-- start of Entries --
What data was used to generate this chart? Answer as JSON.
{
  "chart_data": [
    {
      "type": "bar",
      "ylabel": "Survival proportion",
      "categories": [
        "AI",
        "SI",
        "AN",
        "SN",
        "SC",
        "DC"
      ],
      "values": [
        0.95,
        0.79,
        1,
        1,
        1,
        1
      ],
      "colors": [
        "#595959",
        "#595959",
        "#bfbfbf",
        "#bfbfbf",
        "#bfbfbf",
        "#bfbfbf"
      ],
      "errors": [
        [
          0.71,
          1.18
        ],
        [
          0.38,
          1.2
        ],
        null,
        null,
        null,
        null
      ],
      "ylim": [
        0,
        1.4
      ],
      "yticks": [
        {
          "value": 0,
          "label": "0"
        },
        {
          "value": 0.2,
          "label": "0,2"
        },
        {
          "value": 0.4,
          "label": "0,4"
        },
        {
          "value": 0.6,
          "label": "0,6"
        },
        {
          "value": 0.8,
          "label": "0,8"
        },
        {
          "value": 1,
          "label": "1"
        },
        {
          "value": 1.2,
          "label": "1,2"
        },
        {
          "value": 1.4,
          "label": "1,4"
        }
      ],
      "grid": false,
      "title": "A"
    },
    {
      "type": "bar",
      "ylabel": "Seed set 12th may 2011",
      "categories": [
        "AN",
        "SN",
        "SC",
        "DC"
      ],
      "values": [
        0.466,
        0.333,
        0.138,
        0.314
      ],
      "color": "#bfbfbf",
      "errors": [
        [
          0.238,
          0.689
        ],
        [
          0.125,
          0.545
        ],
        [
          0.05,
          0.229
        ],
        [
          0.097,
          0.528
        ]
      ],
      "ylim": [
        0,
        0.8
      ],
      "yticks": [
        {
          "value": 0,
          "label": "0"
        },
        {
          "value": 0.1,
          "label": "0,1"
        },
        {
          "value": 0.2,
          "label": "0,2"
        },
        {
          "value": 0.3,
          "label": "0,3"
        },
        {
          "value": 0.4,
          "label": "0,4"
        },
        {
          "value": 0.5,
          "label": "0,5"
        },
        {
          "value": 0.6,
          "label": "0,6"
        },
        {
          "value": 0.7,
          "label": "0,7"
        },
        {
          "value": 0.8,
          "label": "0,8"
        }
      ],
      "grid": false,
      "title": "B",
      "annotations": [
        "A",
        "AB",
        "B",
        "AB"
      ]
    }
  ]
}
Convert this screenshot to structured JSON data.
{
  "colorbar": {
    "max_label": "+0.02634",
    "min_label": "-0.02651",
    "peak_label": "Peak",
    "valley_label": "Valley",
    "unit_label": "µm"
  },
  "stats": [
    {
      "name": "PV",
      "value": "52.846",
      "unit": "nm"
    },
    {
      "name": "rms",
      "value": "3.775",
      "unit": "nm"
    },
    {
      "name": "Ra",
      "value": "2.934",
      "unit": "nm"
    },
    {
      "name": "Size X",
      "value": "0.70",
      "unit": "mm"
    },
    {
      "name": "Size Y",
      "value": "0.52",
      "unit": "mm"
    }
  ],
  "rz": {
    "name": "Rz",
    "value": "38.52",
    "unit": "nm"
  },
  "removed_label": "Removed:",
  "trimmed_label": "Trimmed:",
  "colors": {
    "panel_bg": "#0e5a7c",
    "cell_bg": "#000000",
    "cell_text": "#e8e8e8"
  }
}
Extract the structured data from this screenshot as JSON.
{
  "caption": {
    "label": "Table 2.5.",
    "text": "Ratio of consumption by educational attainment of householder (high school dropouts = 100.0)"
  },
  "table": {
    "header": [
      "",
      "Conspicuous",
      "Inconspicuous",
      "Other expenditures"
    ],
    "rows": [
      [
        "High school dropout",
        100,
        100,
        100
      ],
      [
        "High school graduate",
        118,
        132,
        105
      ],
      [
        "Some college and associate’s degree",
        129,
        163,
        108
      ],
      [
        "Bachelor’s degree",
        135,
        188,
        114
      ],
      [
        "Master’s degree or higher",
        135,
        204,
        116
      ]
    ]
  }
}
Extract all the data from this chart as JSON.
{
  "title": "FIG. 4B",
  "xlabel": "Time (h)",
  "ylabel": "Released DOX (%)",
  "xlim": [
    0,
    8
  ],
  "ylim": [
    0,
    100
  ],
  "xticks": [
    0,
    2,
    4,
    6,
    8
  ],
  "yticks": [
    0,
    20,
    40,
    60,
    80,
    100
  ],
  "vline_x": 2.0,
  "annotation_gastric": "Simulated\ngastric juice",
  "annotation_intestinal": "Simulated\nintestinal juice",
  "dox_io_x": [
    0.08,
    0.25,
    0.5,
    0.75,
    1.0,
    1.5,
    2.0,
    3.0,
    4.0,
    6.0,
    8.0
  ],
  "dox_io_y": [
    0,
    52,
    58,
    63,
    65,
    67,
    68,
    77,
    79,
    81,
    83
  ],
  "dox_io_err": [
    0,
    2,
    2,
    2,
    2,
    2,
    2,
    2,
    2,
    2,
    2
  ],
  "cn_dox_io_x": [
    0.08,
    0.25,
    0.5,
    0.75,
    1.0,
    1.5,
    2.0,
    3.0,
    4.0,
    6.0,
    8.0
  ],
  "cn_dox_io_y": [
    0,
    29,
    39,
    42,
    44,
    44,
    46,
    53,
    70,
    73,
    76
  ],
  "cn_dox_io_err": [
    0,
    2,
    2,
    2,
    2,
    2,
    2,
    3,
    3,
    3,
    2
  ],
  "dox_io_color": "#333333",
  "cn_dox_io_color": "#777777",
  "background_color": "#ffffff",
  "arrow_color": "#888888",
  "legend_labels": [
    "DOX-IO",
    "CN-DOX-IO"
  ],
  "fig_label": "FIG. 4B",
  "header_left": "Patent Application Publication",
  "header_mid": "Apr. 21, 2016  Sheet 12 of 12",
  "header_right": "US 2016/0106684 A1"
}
-- end of Entries --
◆ Work to do ◆
Repeat each record exactly, leaving nothing out.

◆ Solution ◆
What data was used to generate this chart? Answer as JSON.
{
  "chart_data": [
    {
      "type": "bar",
      "ylabel": "Survival proportion",
      "categories": [
        "AI",
        "SI",
        "AN",
        "SN",
        "SC",
        "DC"
      ],
      "values": [
        0.95,
        0.79,
        1,
        1,
        1,
        1
      ],
      "colors": [
        "#595959",
        "#595959",
        "#bfbfbf",
        "#bfbfbf",
        "#bfbfbf",
        "#bfbfbf"
      ],
      "errors": [
        [
          0.71,
          1.18
        ],
        [
          0.38,
          1.2
        ],
        null,
        null,
        null,
        null
      ],
      "ylim": [
        0,
        1.4
      ],
      "yticks": [
        {
          "value": 0,
          "label": "0"
        },
        {
          "value": 0.2,
          "label": "0,2"
        },
        {
          "value": 0.4,
          "label": "0,4"
        },
        {
          "value": 0.6,
          "label": "0,6"
        },
        {
          "value": 0.8,
          "label": "0,8"
        },
        {
          "value": 1,
          "label": "1"
        },
        {
          "value": 1.2,
          "label": "1,2"
        },
        {
          "value": 1.4,
          "label": "1,4"
        }
      ],
      "grid": false,
      "title": "A"
    },
    {
      "type": "bar",
      "ylabel": "Seed set 12th may 2011",
      "categories": [
        "AN",
        "SN",
        "SC",
        "DC"
      ],
      "values": [
        0.466,
        0.333,
        0.138,
        0.314
      ],
      "color": "#bfbfbf",
      "errors": [
        [
          0.238,
          0.689
        ],
        [
          0.125,
          0.545
        ],
        [
          0.05,
          0.229
        ],
        [
          0.097,
          0.528
        ]
      ],
      "ylim": [
        0,
        0.8
      ],
      "yticks": [
        {
          "value": 0,
          "label": "0"
        },
        {
          "value": 0.1,
          "label": "0,1"
        },
        {
          "value": 0.2,
          "label": "0,2"
        },
        {
          "value": 0.3,
          "label": "0,3"
        },
        {
          "value": 0.4,
          "label": "0,4"
        },
        {
          "value": 0.5,
          "label": "0,5"
        },
        {
          "value": 0.6,
          "label": "0,6"
        },
        {
          "value": 0.7,
          "label": "0,7"
        },
        {
          "value": 0.8,
          "label": "0,8"
        }
      ],
      "grid": false,
      "title": "B",
      "annotations": [
        "A",
        "AB",
        "B",
        "AB"
      ]
    }
  ]
}
Convert this screenshot to structured JSON data.
{
  "colorbar": {
    "max_label": "+0.02634",
    "min_label": "-0.02651",
    "peak_label": "Peak",
    "valley_label": "Valley",
    "unit_label": "µm"
  },
  "stats": [
    {
      "name": "PV",
      "value": "52.846",
      "unit": "nm"
    },
    {
      "name": "rms",
      "value": "3.775",
      "unit": "nm"
    },
    {
      "name": "Ra",
      "value": "2.934",
      "unit": "nm"
    },
    {
      "name": "Size X",
      "value": "0.70",
      "unit": "mm"
    },
    {
      "name": "Size Y",
      "value": "0.52",
      "unit": "mm"
    }
  ],
  "rz": {
    "name": "Rz",
    "value": "38.52",
    "unit": "nm"
  },
  "removed_label": "Removed:",
  "trimmed_label": "Trimmed:",
  "colors": {
    "panel_bg": "#0e5a7c",
    "cell_bg": "#000000",
    "cell_text": "#e8e8e8"
  }
}
Extract the structured data from this screenshot as JSON.
{
  "caption": {
    "label": "Table 2.5.",
    "text": "Ratio of consumption by educational attainment of householder (high school dropouts = 100.0)"
  },
  "table": {
    "header": [
      "",
      "Conspicuous",
      "Inconspicuous",
      "Other expenditures"
    ],
    "rows": [
      [
        "High school dropout",
        100,
        100,
        100
      ],
      [
        "High school graduate",
        118,
        132,
        105
      ],
      [
        "Some college and associate’s degree",
        129,
        163,
        108
      ],
      [
        "Bachelor’s degree",
        135,
        188,
        114
      ],
      [
        "Master’s degree or higher",
        135,
        204,
        116
      ]
    ]
  }
}
Extract all the data from this chart as JSON.
{
  "title": "FIG. 4B",
  "xlabel": "Time (h)",
  "ylabel": "Released DOX (%)",
  "xlim": [
    0,
    8
  ],
  "ylim": [
    0,
    100
  ],
  "xticks": [
    0,
    2,
    4,
    6,
    8
  ],
  "yticks": [
    0,
    20,
    40,
    60,
    80,
    100
  ],
  "vline_x": 2.0,
  "annotation_gastric": "Simulated\ngastric juice",
  "annotation_intestinal": "Simulated\nintestinal juice",
  "dox_io_x": [
    0.08,
    0.25,
    0.5,
    0.75,
    1.0,
    1.5,
    2.0,
    3.0,
    4.0,
    6.0,
    8.0
  ],
  "dox_io_y": [
    0,
    52,
    58,
    63,
    65,
    67,
    68,
    77,
    79,
    81,
    83
  ],
  "dox_io_err": [
    0,
    2,
    2,
    2,
    2,
    2,
    2,
    2,
    2,
    2,
    2
  ],
  "cn_dox_io_x": [
    0.08,
    0.25,
    0.5,
    0.75,
    1.0,
    1.5,
    2.0,
    3.0,
    4.0,
    6.0,
    8.0
  ],
  "cn_dox_io_y": [
    0,
    29,
    39,
    42,
    44,
    44,
    46,
    53,
    70,
    73,
    76
  ],
  "cn_dox_io_err": [
    0,
    2,
    2,
    2,
    2,
    2,
    2,
    3,
    3,
    3,
    2
  ],
  "dox_io_color": "#333333",
  "cn_dox_io_color": "#777777",
  "background_color": "#ffffff",
  "arrow_color": "#888888",
  "legend_labels": [
    "DOX-IO",
    "CN-DOX-IO"
  ],
  "fig_label": "FIG. 4B",
  "header_left": "Patent Application Publication",
  "header_mid": "Apr. 21, 2016  Sheet 12 of 12",
  "header_right": "US 2016/0106684 A1"
}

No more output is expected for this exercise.